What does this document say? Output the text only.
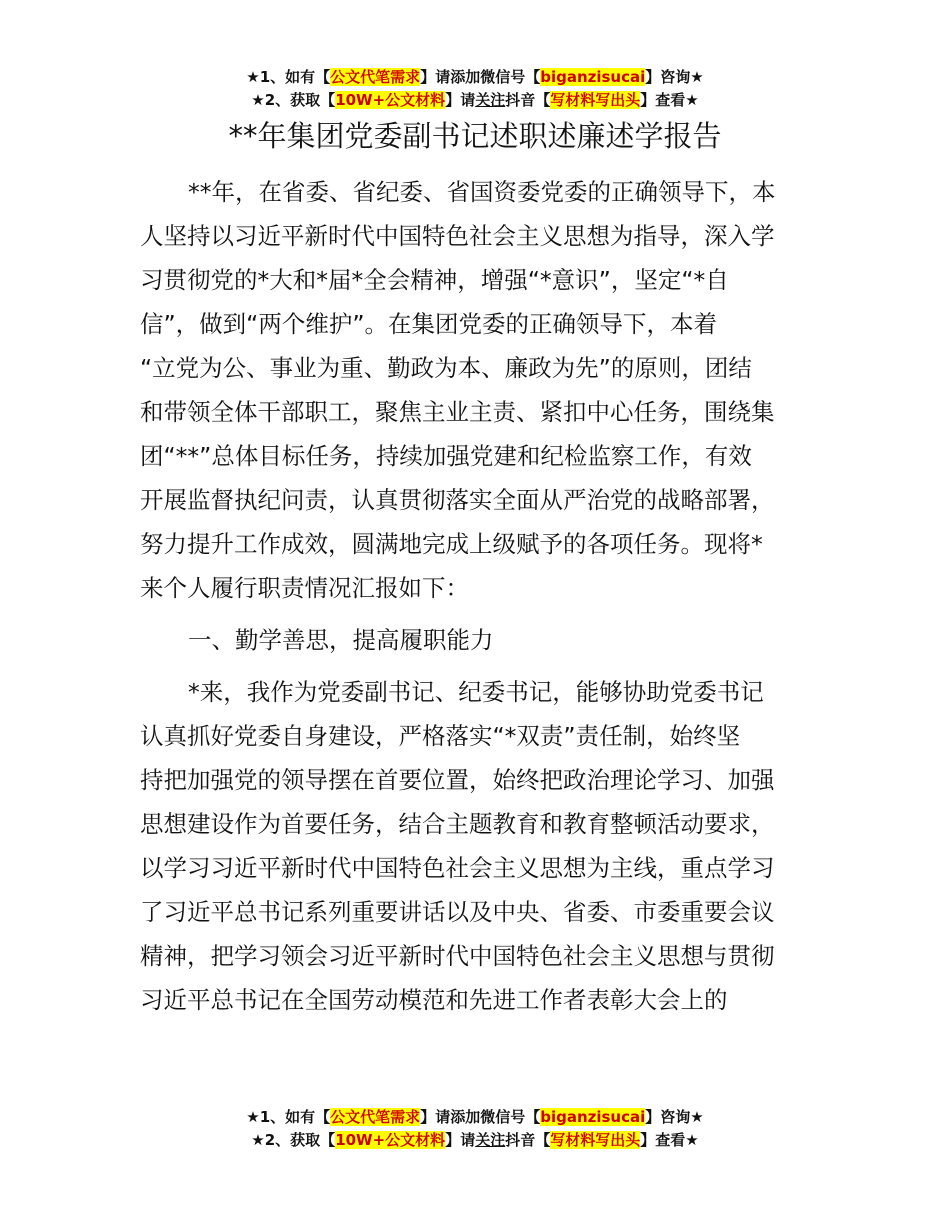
★1、如有【公文代笔需求】请添加微信号【biganzisucai】咨询★
★2、获取【10W+公文材料】请关注抖音【写材料写出头】查看★
**年集团党委副书记述职述廉述学报告

**年，在省委、省纪委、省国资委党委的正确领导下，本
人坚持以习近平新时代中国特色社会主义思想为指导，深入学
习贯彻党的*大和*届*全会精神，增强“*意识”，坚定“*自
信”，做到“两个维护”。在集团党委的正确领导下，本着
“立党为公、事业为重、勤政为本、廉政为先”的原则，团结
和带领全体干部职工，聚焦主业主责、紧扣中心任务，围绕集
团“**”总体目标任务，持续加强党建和纪检监察工作，有效
开展监督执纪问责，认真贯彻落实全面从严治党的战略部署，
努力提升工作成效，圆满地完成上级赋予的各项任务。现将*
来个人履行职责情况汇报如下：

一、勤学善思，提高履职能力

*来，我作为党委副书记、纪委书记，能够协助党委书记
认真抓好党委自身建设，严格落实“*双责”责任制，始终坚
持把加强党的领导摆在首要位置，始终把政治理论学习、加强
思想建设作为首要任务，结合主题教育和教育整顿活动要求，
以学习习近平新时代中国特色社会主义思想为主线，重点学习
了习近平总书记系列重要讲话以及中央、省委、市委重要会议
精神，把学习领会习近平新时代中国特色社会主义思想与贯彻
习近平总书记在全国劳动模范和先进工作者表彰大会上的

★1、如有【公文代笔需求】请添加微信号【biganzisucai】咨询★
★2、获取【10W+公文材料】请关注抖音【写材料写出头】查看★
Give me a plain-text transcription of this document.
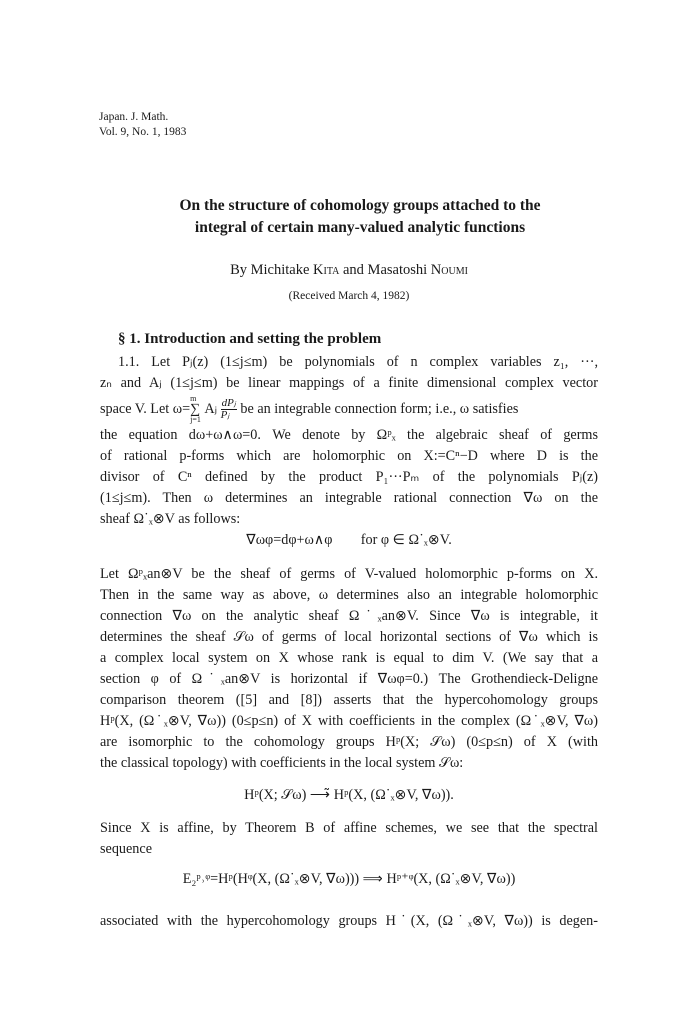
Japan. J. Math.
Vol. 9, No. 1, 1983
On the structure of cohomology groups attached to the
integral of certain many-valued analytic functions
By Michitake Kita and Masatoshi Noumi
(Received March 4, 1982)
§ 1. Introduction and setting the problem
1.1. Let Pⱼ(z) (1≤j≤m) be polynomials of n complex variables z₁, ···,
zₙ and Aⱼ (1≤j≤m) be linear mappings of a finite dimensional complex vector
space V. Let ω=m
∑
j=1 Aⱼ $\frac{\text{dPⱼ}}{\text{Pⱼ}}$ be an integrable connection form; i.e., ω satisfies
the equation dω+ω∧ω=0. We denote by Ωᵖₓ the algebraic sheaf of germs
of rational p-forms which are holomorphic on X:=Cⁿ−D where D is the
divisor of Cⁿ defined by the product P₁···Pₘ of the polynomials Pⱼ(z)
(1≤j≤m). Then ω determines an integrable rational connection ∇ω on the
sheaf Ω˙ₓ⊗V as follows:
∇ωφ=dφ+ω∧φ        for φ ∈ Ω˙ₓ⊗V.
Let Ωᵖₓan⊗V be the sheaf of germs of V-valued holomorphic p-forms on X.
Then in the same way as above, ω determines also an integrable holomorphic
connection ∇ω on the analytic sheaf Ω˙ₓan⊗V. Since ∇ω is integrable, it
determines the sheaf 𝒮ω of germs of local horizontal sections of ∇ω which is
a complex local system on X whose rank is equal to dim V. (We say that a
section φ of Ω˙ₓan⊗V is horizontal if ∇ωφ=0.) The Grothendieck-Deligne
comparison theorem ([5] and [8]) asserts that the hypercohomology groups
Hᵖ(X, (Ω˙ₓ⊗V, ∇ω)) (0≤p≤n) of X with coefficients in the complex (Ω˙ₓ⊗V, ∇ω)
are isomorphic to the cohomology groups Hᵖ(X; 𝒮ω) (0≤p≤n) of X (with
the classical topology) with coefficients in the local system 𝒮ω:
Hᵖ(X; 𝒮ω) ⟶̃ Hᵖ(X, (Ω˙ₓ⊗V, ∇ω)).
Since X is affine, by Theorem B of affine schemes, we see that the spectral
sequence
E₂ᵖ˒ᵠ=Hᵖ(Hᵠ(X, (Ω˙ₓ⊗V, ∇ω))) ⟹ Hᵖ⁺ᵠ(X, (Ω˙ₓ⊗V, ∇ω))
associated with the hypercohomology groups H˙(X, (Ω˙ₓ⊗V, ∇ω)) is degen-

## WORK TO DO
Scan the lines above for "coefficients", then copy every one that has it.

## SOLUTION FOR THIS PROBLEM
Hᵖ(X, (Ω˙ₓ⊗V, ∇ω)) (0≤p≤n) of X with coefficients in the complex (Ω˙ₓ⊗V, ∇ω)
the classical topology) with coefficients in the local system 𝒮ω:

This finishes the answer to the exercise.